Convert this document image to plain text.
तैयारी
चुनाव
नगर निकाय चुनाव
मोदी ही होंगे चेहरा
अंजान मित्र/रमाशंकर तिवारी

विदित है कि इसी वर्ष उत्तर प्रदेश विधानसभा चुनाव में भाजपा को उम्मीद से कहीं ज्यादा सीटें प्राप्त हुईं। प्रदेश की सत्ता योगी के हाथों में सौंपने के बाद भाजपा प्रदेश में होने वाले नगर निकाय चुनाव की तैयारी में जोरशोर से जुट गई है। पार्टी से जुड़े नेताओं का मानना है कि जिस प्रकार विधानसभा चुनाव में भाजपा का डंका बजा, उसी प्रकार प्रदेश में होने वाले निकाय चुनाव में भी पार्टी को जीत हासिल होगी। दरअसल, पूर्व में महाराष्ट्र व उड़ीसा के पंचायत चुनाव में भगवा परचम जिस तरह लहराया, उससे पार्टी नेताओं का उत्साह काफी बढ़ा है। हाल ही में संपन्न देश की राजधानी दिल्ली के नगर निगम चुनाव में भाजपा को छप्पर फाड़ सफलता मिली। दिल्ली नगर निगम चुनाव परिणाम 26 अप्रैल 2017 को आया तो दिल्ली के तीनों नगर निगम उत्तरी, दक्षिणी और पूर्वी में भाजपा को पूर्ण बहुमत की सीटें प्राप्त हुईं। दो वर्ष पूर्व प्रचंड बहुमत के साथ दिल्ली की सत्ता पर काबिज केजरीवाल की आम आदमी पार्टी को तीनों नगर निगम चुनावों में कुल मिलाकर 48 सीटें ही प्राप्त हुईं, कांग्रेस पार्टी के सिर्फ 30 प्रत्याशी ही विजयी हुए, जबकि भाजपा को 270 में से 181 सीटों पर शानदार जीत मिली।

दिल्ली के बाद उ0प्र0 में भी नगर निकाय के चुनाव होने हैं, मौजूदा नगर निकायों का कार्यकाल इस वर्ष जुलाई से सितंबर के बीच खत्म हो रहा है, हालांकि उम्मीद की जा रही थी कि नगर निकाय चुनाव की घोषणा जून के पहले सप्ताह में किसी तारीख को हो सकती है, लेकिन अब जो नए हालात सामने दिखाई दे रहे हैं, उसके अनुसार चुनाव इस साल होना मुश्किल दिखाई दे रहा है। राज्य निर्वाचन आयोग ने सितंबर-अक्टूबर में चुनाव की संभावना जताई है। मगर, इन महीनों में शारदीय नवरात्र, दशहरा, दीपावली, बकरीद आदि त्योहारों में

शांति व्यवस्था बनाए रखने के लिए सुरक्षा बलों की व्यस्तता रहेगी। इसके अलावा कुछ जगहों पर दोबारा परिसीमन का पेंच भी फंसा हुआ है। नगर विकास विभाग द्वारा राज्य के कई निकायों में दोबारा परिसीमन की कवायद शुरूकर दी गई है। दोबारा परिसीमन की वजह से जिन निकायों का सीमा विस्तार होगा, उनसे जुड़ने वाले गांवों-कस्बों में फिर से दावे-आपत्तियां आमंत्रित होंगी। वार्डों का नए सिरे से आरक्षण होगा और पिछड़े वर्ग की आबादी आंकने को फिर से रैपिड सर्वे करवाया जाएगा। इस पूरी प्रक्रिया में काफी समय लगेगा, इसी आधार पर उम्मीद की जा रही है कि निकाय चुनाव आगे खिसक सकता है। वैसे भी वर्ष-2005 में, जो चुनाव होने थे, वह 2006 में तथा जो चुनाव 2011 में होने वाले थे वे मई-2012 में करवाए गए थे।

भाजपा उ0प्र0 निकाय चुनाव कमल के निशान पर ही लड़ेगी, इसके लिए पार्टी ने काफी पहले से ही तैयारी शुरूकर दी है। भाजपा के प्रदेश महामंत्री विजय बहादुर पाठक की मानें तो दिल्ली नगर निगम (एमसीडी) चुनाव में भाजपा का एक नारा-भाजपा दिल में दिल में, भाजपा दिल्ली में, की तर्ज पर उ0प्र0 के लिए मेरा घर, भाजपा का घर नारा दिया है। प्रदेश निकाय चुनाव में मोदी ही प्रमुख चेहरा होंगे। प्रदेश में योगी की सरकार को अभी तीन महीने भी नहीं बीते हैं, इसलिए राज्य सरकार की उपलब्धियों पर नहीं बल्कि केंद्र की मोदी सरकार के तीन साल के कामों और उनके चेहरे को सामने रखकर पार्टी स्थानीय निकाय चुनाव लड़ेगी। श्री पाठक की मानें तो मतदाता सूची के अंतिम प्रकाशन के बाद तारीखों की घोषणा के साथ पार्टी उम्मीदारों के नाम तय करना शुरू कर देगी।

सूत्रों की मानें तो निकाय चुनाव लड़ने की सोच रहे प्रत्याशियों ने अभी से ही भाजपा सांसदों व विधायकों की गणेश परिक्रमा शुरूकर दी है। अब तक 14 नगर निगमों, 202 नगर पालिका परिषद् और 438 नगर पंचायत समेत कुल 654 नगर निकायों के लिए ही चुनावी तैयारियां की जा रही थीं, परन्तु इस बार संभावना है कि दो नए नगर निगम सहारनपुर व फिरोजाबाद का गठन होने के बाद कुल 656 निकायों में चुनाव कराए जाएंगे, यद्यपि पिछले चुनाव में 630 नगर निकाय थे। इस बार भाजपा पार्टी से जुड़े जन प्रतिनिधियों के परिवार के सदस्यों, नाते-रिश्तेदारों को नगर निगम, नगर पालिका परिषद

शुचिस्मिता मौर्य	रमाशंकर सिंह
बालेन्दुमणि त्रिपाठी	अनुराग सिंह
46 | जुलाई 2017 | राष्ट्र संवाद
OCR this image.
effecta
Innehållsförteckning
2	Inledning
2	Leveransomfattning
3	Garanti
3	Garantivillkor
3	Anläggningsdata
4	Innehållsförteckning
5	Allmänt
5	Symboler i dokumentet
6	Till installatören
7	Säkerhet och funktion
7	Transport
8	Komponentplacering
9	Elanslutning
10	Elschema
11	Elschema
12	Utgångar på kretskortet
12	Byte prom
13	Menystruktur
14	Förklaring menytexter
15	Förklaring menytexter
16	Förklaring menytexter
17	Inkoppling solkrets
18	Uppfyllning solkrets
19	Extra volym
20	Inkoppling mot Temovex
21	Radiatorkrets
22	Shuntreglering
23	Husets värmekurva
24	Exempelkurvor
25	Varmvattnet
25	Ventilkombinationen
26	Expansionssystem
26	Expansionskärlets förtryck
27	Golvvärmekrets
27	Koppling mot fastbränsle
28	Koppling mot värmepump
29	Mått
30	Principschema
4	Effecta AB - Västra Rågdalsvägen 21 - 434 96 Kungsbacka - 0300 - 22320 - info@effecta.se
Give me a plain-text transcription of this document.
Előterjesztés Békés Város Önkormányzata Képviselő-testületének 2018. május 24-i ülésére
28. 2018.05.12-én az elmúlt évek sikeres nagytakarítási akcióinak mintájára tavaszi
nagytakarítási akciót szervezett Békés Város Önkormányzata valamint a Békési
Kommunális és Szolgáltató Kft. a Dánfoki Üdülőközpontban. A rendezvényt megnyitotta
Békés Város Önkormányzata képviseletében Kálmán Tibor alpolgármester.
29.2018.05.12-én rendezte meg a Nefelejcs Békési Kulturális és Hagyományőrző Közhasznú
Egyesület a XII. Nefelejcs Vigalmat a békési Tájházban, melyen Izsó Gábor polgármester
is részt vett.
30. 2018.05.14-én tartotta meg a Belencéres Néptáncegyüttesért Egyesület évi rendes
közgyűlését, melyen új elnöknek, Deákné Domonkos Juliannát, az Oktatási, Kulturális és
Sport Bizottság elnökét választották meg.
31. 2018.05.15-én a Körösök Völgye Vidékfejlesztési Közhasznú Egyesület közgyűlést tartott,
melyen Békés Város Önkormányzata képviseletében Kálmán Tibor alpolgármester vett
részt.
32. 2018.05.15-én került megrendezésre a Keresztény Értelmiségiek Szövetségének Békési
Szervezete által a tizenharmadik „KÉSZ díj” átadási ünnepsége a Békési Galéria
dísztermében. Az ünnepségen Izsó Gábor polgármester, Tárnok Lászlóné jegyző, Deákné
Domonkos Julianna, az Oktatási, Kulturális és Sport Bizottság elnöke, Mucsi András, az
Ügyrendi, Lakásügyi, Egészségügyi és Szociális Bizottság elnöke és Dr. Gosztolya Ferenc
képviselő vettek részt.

_____

Count every line in the data that contains the word "Bizottság", then give that count and nothing else.

3